» Written request
Search the data below for "marker"; list each line that holds it.

» Records for this task
============

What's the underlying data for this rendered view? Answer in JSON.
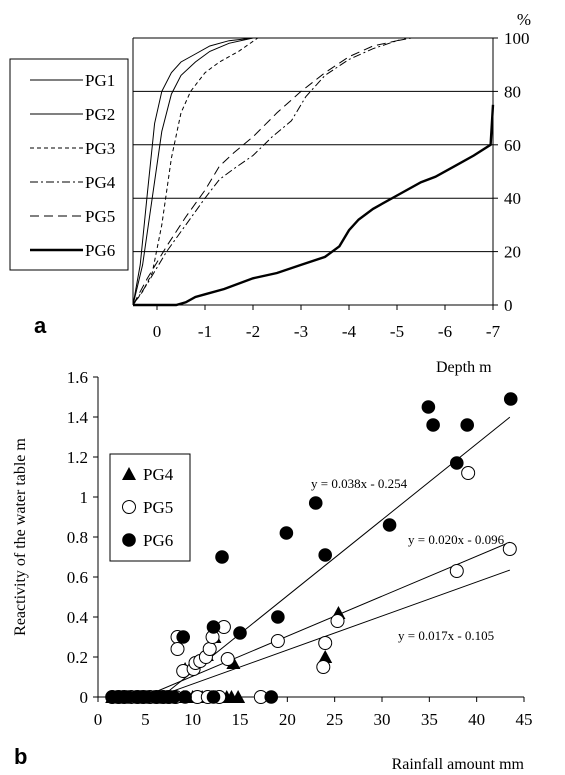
{
  "chart_data": [
    {
      "panel": "a",
      "type": "line",
      "title": "",
      "xlabel": "Depth m",
      "ylabel": "%",
      "xlim": [
        0.5,
        -7
      ],
      "ylim": [
        0,
        100
      ],
      "x_ticks": [
        "0",
        "-1",
        "-2",
        "-3",
        "-4",
        "-5",
        "-6",
        "-7"
      ],
      "y_ticks": [
        "0",
        "20",
        "40",
        "60",
        "80",
        "100"
      ],
      "grid": "horizontal",
      "legend": "left",
      "series": [
        {
          "name": "PG1",
          "line": "solid-thin",
          "x": [
            0.5,
            0.35,
            0.2,
            0.05,
            -0.1,
            -0.3,
            -0.5,
            -0.8,
            -1.1,
            -1.5,
            -2,
            -3,
            -4,
            -5,
            -7
          ],
          "y": [
            0,
            15,
            42,
            68,
            80,
            87,
            91,
            94,
            97,
            99,
            100,
            100,
            100,
            100,
            100
          ]
        },
        {
          "name": "PG2",
          "line": "solid-thin",
          "x": [
            0.5,
            0.3,
            0.1,
            -0.1,
            -0.3,
            -0.5,
            -0.8,
            -1.1,
            -1.5,
            -2,
            -3,
            -4,
            -5,
            -7
          ],
          "y": [
            0,
            15,
            40,
            65,
            79,
            86,
            91,
            95,
            98,
            100,
            100,
            100,
            100,
            100
          ]
        },
        {
          "name": "PG3",
          "line": "dashed-short",
          "x": [
            0.5,
            0.3,
            0.1,
            -0.1,
            -0.3,
            -0.5,
            -0.7,
            -1,
            -1.3,
            -1.7,
            -2.1,
            -3,
            -4,
            -5,
            -7
          ],
          "y": [
            0,
            5,
            12,
            30,
            55,
            72,
            80,
            87,
            91,
            95,
            100,
            100,
            100,
            100,
            100
          ]
        },
        {
          "name": "PG4",
          "line": "dash-dot",
          "x": [
            0.5,
            0.2,
            -0.2,
            -0.6,
            -1,
            -1.3,
            -1.6,
            -2,
            -2.4,
            -2.8,
            -3.1,
            -3.5,
            -4,
            -4.5,
            -5,
            -5.3,
            -7
          ],
          "y": [
            0,
            8,
            20,
            30,
            40,
            47,
            51,
            56,
            63,
            69,
            78,
            86,
            92,
            96,
            99,
            100,
            100
          ]
        },
        {
          "name": "PG5",
          "line": "dashed-long",
          "x": [
            0.5,
            0.2,
            -0.2,
            -0.6,
            -1,
            -1.3,
            -1.6,
            -2,
            -2.5,
            -3,
            -3.5,
            -4,
            -4.5,
            -5,
            -5.2,
            -7
          ],
          "y": [
            0,
            10,
            22,
            33,
            43,
            52,
            57,
            63,
            72,
            80,
            87,
            93,
            97,
            99,
            100,
            100
          ]
        },
        {
          "name": "PG6",
          "line": "solid-thick",
          "x": [
            0.5,
            -0.2,
            -0.4,
            -0.6,
            -0.8,
            -1,
            -1.4,
            -2,
            -2.5,
            -3,
            -3.5,
            -3.8,
            -4,
            -4.2,
            -4.5,
            -5,
            -5.5,
            -5.8,
            -6.2,
            -6.6,
            -6.95,
            -7
          ],
          "y": [
            0,
            0,
            0,
            1,
            3,
            4,
            6,
            10,
            12,
            15,
            18,
            22,
            28,
            32,
            36,
            41,
            46,
            48,
            52,
            56,
            60,
            75
          ]
        }
      ]
    },
    {
      "panel": "b",
      "type": "scatter",
      "title": "",
      "xlabel": "Rainfall amount mm",
      "ylabel": "Reactivity of the water table  m",
      "xlim": [
        0,
        45
      ],
      "ylim": [
        0,
        1.6
      ],
      "x_ticks": [
        "0",
        "5",
        "10",
        "15",
        "20",
        "25",
        "30",
        "35",
        "40",
        "45"
      ],
      "y_ticks": [
        "0",
        "0.2",
        "0.4",
        "0.6",
        "0.8",
        "1",
        "1.2",
        "1.4",
        "1.6"
      ],
      "grid": false,
      "legend": "top-left",
      "series": [
        {
          "name": "PG4",
          "marker": "triangle",
          "points": [
            [
              1.5,
              0
            ],
            [
              2,
              0
            ],
            [
              2.6,
              0
            ],
            [
              3,
              0
            ],
            [
              3.4,
              0
            ],
            [
              4,
              0
            ],
            [
              4.5,
              0
            ],
            [
              5,
              0
            ],
            [
              5.4,
              0
            ],
            [
              5.9,
              0
            ],
            [
              6.2,
              0
            ],
            [
              6.8,
              0
            ],
            [
              7.2,
              0
            ],
            [
              7.8,
              0
            ],
            [
              8.3,
              0
            ],
            [
              9,
              0
            ],
            [
              9.4,
              0
            ],
            [
              10,
              0
            ],
            [
              10.5,
              0
            ],
            [
              11,
              0
            ],
            [
              11.5,
              0
            ],
            [
              12,
              0
            ],
            [
              12.4,
              0
            ],
            [
              13,
              0
            ],
            [
              13.6,
              0
            ],
            [
              14.1,
              0
            ],
            [
              14.8,
              0
            ],
            [
              9.2,
              0.14
            ],
            [
              11.5,
              0.21
            ],
            [
              12.3,
              0.3
            ],
            [
              14.3,
              0.17
            ],
            [
              24,
              0.2
            ],
            [
              25.4,
              0.42
            ]
          ]
        },
        {
          "name": "PG5",
          "marker": "circle-open",
          "points": [
            [
              1.5,
              0
            ],
            [
              2.2,
              0
            ],
            [
              2.8,
              0
            ],
            [
              3.5,
              0
            ],
            [
              4.2,
              0
            ],
            [
              4.8,
              0
            ],
            [
              5.5,
              0
            ],
            [
              6.2,
              0
            ],
            [
              6.9,
              0
            ],
            [
              7.5,
              0
            ],
            [
              8.2,
              0
            ],
            [
              10.5,
              0
            ],
            [
              11.6,
              0
            ],
            [
              12.8,
              0
            ],
            [
              17.2,
              0
            ],
            [
              8.4,
              0.3
            ],
            [
              8.4,
              0.24
            ],
            [
              9,
              0.13
            ],
            [
              10.1,
              0.14
            ],
            [
              10.3,
              0.17
            ],
            [
              10.8,
              0.18
            ],
            [
              11.4,
              0.2
            ],
            [
              11.8,
              0.24
            ],
            [
              12.1,
              0.3
            ],
            [
              13.3,
              0.35
            ],
            [
              13.7,
              0.19
            ],
            [
              19,
              0.28
            ],
            [
              23.8,
              0.15
            ],
            [
              24,
              0.27
            ],
            [
              25.3,
              0.38
            ],
            [
              37.9,
              0.63
            ],
            [
              39.1,
              1.12
            ],
            [
              43.5,
              0.74
            ]
          ]
        },
        {
          "name": "PG6",
          "marker": "circle-filled",
          "points": [
            [
              1.5,
              0
            ],
            [
              2,
              0
            ],
            [
              2.6,
              0
            ],
            [
              3.2,
              0
            ],
            [
              4,
              0
            ],
            [
              4.6,
              0
            ],
            [
              5.2,
              0
            ],
            [
              6,
              0
            ],
            [
              6.6,
              0
            ],
            [
              7.3,
              0
            ],
            [
              8,
              0
            ],
            [
              9.2,
              0
            ],
            [
              12.2,
              0
            ],
            [
              18.3,
              0
            ],
            [
              9,
              0.3
            ],
            [
              12.2,
              0.35
            ],
            [
              13.1,
              0.7
            ],
            [
              15,
              0.32
            ],
            [
              19,
              0.4
            ],
            [
              19.9,
              0.82
            ],
            [
              23,
              0.97
            ],
            [
              24,
              0.71
            ],
            [
              30.8,
              0.86
            ],
            [
              34.9,
              1.45
            ],
            [
              35.4,
              1.36
            ],
            [
              37.9,
              1.17
            ],
            [
              39,
              1.36
            ],
            [
              43.6,
              1.49
            ]
          ]
        }
      ],
      "trendlines": [
        {
          "equation": "y = 0.038x - 0.254",
          "slope": 0.038,
          "intercept": -0.254,
          "x_range": [
            6.7,
            43.5
          ]
        },
        {
          "equation": "y = 0.020x - 0.096",
          "slope": 0.02,
          "intercept": -0.096,
          "x_range": [
            4.8,
            43.5
          ]
        },
        {
          "equation": "y = 0.017x - 0.105",
          "slope": 0.017,
          "intercept": -0.105,
          "x_range": [
            6.2,
            43.5
          ]
        }
      ]
    }
  ],
  "labels": {
    "panel_a": "a",
    "panel_b": "b"
  }
}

============

» Written answer
          "marker": "triangle",
          "marker": "circle-open",
          "marker": "circle-filled",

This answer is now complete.